## Written problem:
Exclude the pictures; give every entry again exactly as written.

## Records shown:
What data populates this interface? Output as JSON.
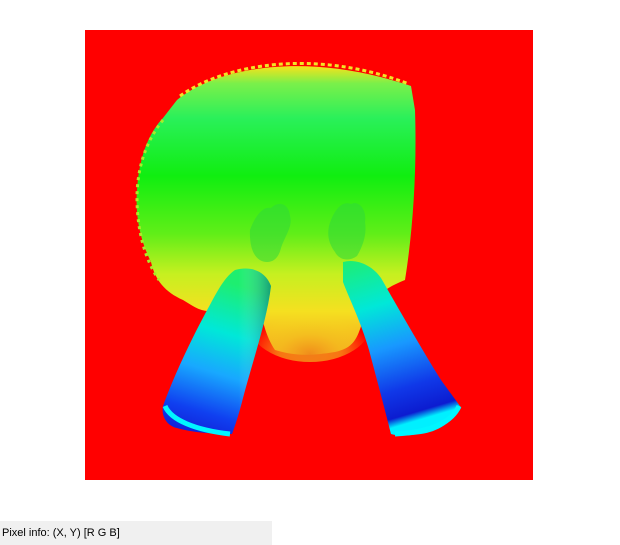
{
  "status_bar": {
    "pixel_info_label": "Pixel info: (X, Y)  [R G B]"
  },
  "image": {
    "kind": "depth-map-false-color",
    "background_color": "#ff0000",
    "colormap": [
      "#0000ff",
      "#00ffff",
      "#00ff00",
      "#ffff00",
      "#ff0000"
    ]
  }
}
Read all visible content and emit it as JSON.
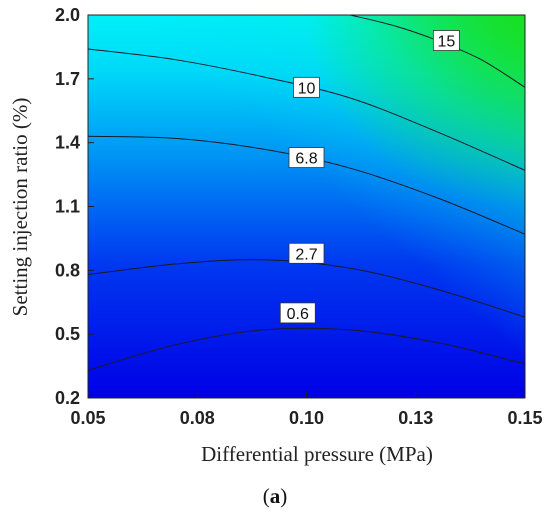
{
  "chart_data": {
    "type": "heatmap",
    "subtype": "contour",
    "title": "",
    "xlabel": "Differential pressure (MPa)",
    "ylabel": "Setting injection ratio (%)",
    "xlim": [
      0.05,
      0.15
    ],
    "ylim": [
      0.2,
      2.0
    ],
    "x_ticks": [
      "0.05",
      "0.08",
      "0.10",
      "0.13",
      "0.15"
    ],
    "y_ticks": [
      "0.2",
      "0.5",
      "0.8",
      "1.1",
      "1.4",
      "1.7",
      "2.0"
    ],
    "colormap": [
      "#0000e6",
      "#0060f0",
      "#00c8f8",
      "#00f8f0",
      "#10e040"
    ],
    "contours": [
      {
        "level": "0.6",
        "points": [
          [
            0.05,
            0.33
          ],
          [
            0.07,
            0.45
          ],
          [
            0.09,
            0.52
          ],
          [
            0.11,
            0.52
          ],
          [
            0.13,
            0.46
          ],
          [
            0.15,
            0.36
          ]
        ]
      },
      {
        "level": "2.7",
        "points": [
          [
            0.05,
            0.78
          ],
          [
            0.07,
            0.83
          ],
          [
            0.09,
            0.85
          ],
          [
            0.11,
            0.81
          ],
          [
            0.13,
            0.71
          ],
          [
            0.15,
            0.58
          ]
        ]
      },
      {
        "level": "6.8",
        "points": [
          [
            0.05,
            1.43
          ],
          [
            0.07,
            1.42
          ],
          [
            0.09,
            1.37
          ],
          [
            0.11,
            1.28
          ],
          [
            0.13,
            1.14
          ],
          [
            0.15,
            0.97
          ]
        ]
      },
      {
        "level": "10",
        "points": [
          [
            0.05,
            1.84
          ],
          [
            0.07,
            1.79
          ],
          [
            0.09,
            1.71
          ],
          [
            0.11,
            1.61
          ],
          [
            0.13,
            1.45
          ],
          [
            0.15,
            1.27
          ]
        ]
      },
      {
        "level": "15",
        "points": [
          [
            0.11,
            2.0
          ],
          [
            0.12,
            1.95
          ],
          [
            0.13,
            1.88
          ],
          [
            0.14,
            1.79
          ],
          [
            0.15,
            1.66
          ]
        ]
      }
    ],
    "contour_labels": [
      {
        "text": "0.6",
        "x": 0.098,
        "y": 0.6
      },
      {
        "text": "2.7",
        "x": 0.1,
        "y": 0.88
      },
      {
        "text": "6.8",
        "x": 0.1,
        "y": 1.33
      },
      {
        "text": "10",
        "x": 0.1,
        "y": 1.66
      },
      {
        "text": "15",
        "x": 0.132,
        "y": 1.88
      }
    ]
  },
  "panel_label": "a"
}
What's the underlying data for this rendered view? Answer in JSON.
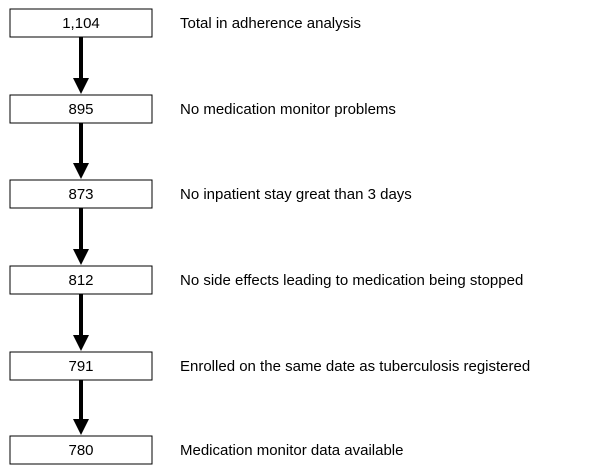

## Reply:
What data populates this interface? Output as JSON.
{
  "status_bar": {
    "pixel_info_label": "Pixel info: (X, Y)  [R G B]"
  },
  "image": {
    "kind": "depth-map-false-color",
    "background_color": "#ff0000",
    "colormap": [
      "#0000ff",
      "#00ffff",
      "#00ff00",
      "#ffff00",
      "#ff0000"
    ]
  }
}
Read all visible content and emit it as JSON.
{
  "chart_data": {
    "type": "heatmap",
    "subtype": "contour",
    "title": "",
    "xlabel": "Differential pressure (MPa)",
    "ylabel": "Setting injection ratio (%)",
    "xlim": [
      0.05,
      0.15
    ],
    "ylim": [
      0.2,
      2.0
    ],
    "x_ticks": [
      "0.05",
      "0.08",
      "0.10",
      "0.13",
      "0.15"
    ],
    "y_ticks": [
      "0.2",
      "0.5",
      "0.8",
      "1.1",
      "1.4",
      "1.7",
      "2.0"
    ],
    "colormap": [
      "#0000e6",
      "#0060f0",
      "#00c8f8",
      "#00f8f0",
      "#10e040"
    ],
    "contours": [
      {
        "level": "0.6",
        "points": [
          [
            0.05,
            0.33
          ],
          [
            0.07,
            0.45
          ],
          [
            0.09,
            0.52
          ],
          [
            0.11,
            0.52
          ],
          [
            0.13,
            0.46
          ],
          [
            0.15,
            0.36
          ]
        ]
      },
      {
        "level": "2.7",
        "points": [
          [
            0.05,
            0.78
          ],
          [
            0.07,
            0.83
          ],
          [
            0.09,
            0.85
          ],
          [
            0.11,
            0.81
          ],
          [
            0.13,
            0.71
          ],
          [
            0.15,
            0.58
          ]
        ]
      },
      {
        "level": "6.8",
        "points": [
          [
            0.05,
            1.43
          ],
          [
            0.07,
            1.42
          ],
          [
            0.09,
            1.37
          ],
          [
            0.11,
            1.28
          ],
          [
            0.13,
            1.14
          ],
          [
            0.15,
            0.97
          ]
        ]
      },
      {
        "level": "10",
        "points": [
          [
            0.05,
            1.84
          ],
          [
            0.07,
            1.79
          ],
          [
            0.09,
            1.71
          ],
          [
            0.11,
            1.61
          ],
          [
            0.13,
            1.45
          ],
          [
            0.15,
            1.27
          ]
        ]
      },
      {
        "level": "15",
        "points": [
          [
            0.11,
            2.0
          ],
          [
            0.12,
            1.95
          ],
          [
            0.13,
            1.88
          ],
          [
            0.14,
            1.79
          ],
          [
            0.15,
            1.66
          ]
        ]
      }
    ],
    "contour_labels": [
      {
        "text": "0.6",
        "x": 0.098,
        "y": 0.6
      },
      {
        "text": "2.7",
        "x": 0.1,
        "y": 0.88
      },
      {
        "text": "6.8",
        "x": 0.1,
        "y": 1.33
      },
      {
        "text": "10",
        "x": 0.1,
        "y": 1.66
      },
      {
        "text": "15",
        "x": 0.132,
        "y": 1.88
      }
    ]
  },
  "panel_label": "a"
}
What's the underlying data for this rendered view? Answer in JSON.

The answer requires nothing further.